═══ MATERIALS PROVIDED

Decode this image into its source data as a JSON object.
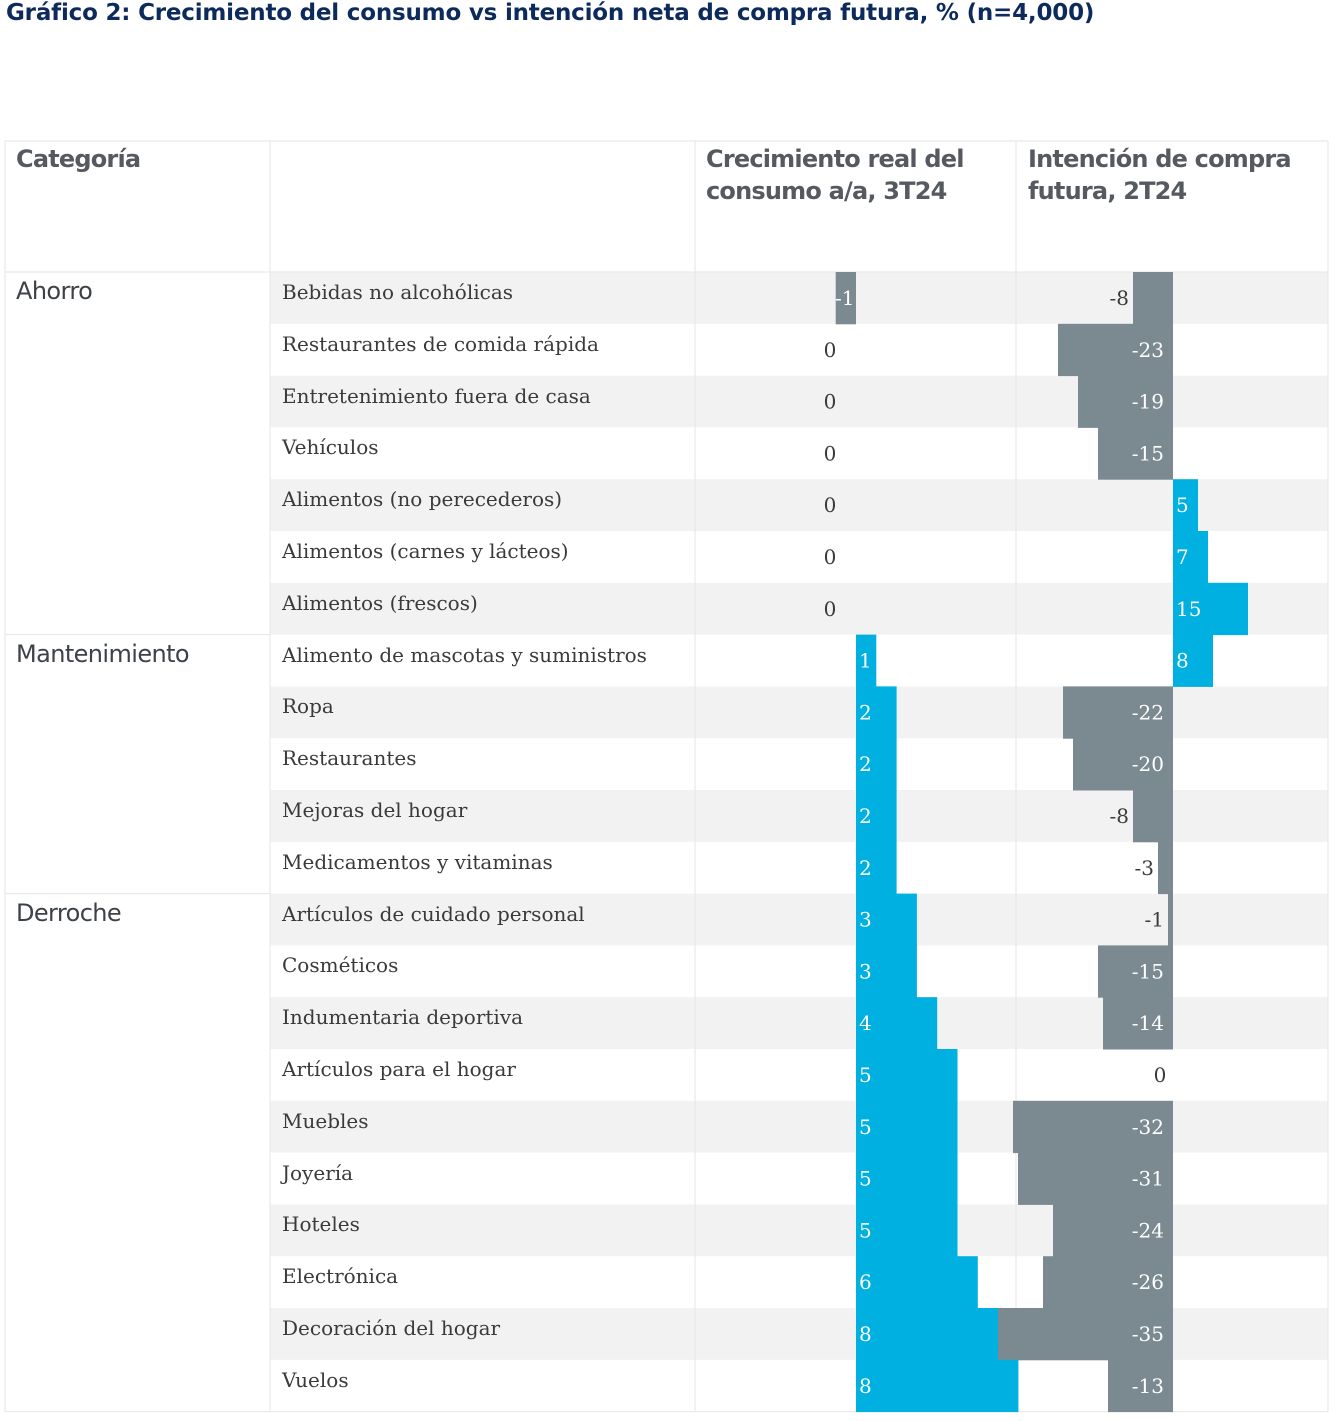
{
  "title": "Gráfico 2: Crecimiento del consumo vs intención neta de compra futura, % (n=4,000)",
  "chart_data": {
    "type": "bar",
    "columns": {
      "category": "Categoría",
      "consumption_line1": "Crecimiento real del",
      "consumption_line2": "consumo a/a, 3T24",
      "intention_line1": "Intención de compra",
      "intention_line2": "futura, 2T24"
    },
    "groups": [
      {
        "name": "Ahorro",
        "start_row": 0
      },
      {
        "name": "Mantenimiento",
        "start_row": 7
      },
      {
        "name": "Derroche",
        "start_row": 12
      }
    ],
    "categories": [
      "Bebidas no alcohólicas",
      "Restaurantes de comida rápida",
      "Entretenimiento fuera de casa",
      "Vehículos",
      "Alimentos (no perecederos)",
      "Alimentos (carnes y lácteos)",
      "Alimentos (frescos)",
      "Alimento de mascotas y suministros",
      "Ropa",
      "Restaurantes",
      "Mejoras del hogar",
      "Medicamentos y vitaminas",
      "Artículos de cuidado personal",
      "Cosméticos",
      "Indumentaria deportiva",
      "Artículos para el hogar",
      "Muebles",
      "Joyería",
      "Hoteles",
      "Electrónica",
      "Decoración del hogar",
      "Vuelos"
    ],
    "series": [
      {
        "name": "Crecimiento real del consumo a/a, 3T24",
        "values": [
          -1,
          0,
          0,
          0,
          0,
          0,
          0,
          1,
          2,
          2,
          2,
          2,
          3,
          3,
          4,
          5,
          5,
          5,
          5,
          6,
          8,
          8
        ]
      },
      {
        "name": "Intención de compra futura, 2T24",
        "values": [
          -8,
          -23,
          -19,
          -15,
          5,
          7,
          15,
          8,
          -22,
          -20,
          -8,
          -3,
          -1,
          -15,
          -14,
          0,
          -32,
          -31,
          -24,
          -26,
          -35,
          -13
        ]
      }
    ],
    "colors": {
      "positive": "#00b0e0",
      "negative": "#7a8a90",
      "stripe": "#f2f2f2",
      "grid": "#e6e6e6"
    }
  }
}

══════

EXERCISE PROMPT – From the listing above, return each line with the word "hogar".

TASK RESPONSE –
      "Mejoras del hogar",
      "Artículos para el hogar",
      "Decoración del hogar",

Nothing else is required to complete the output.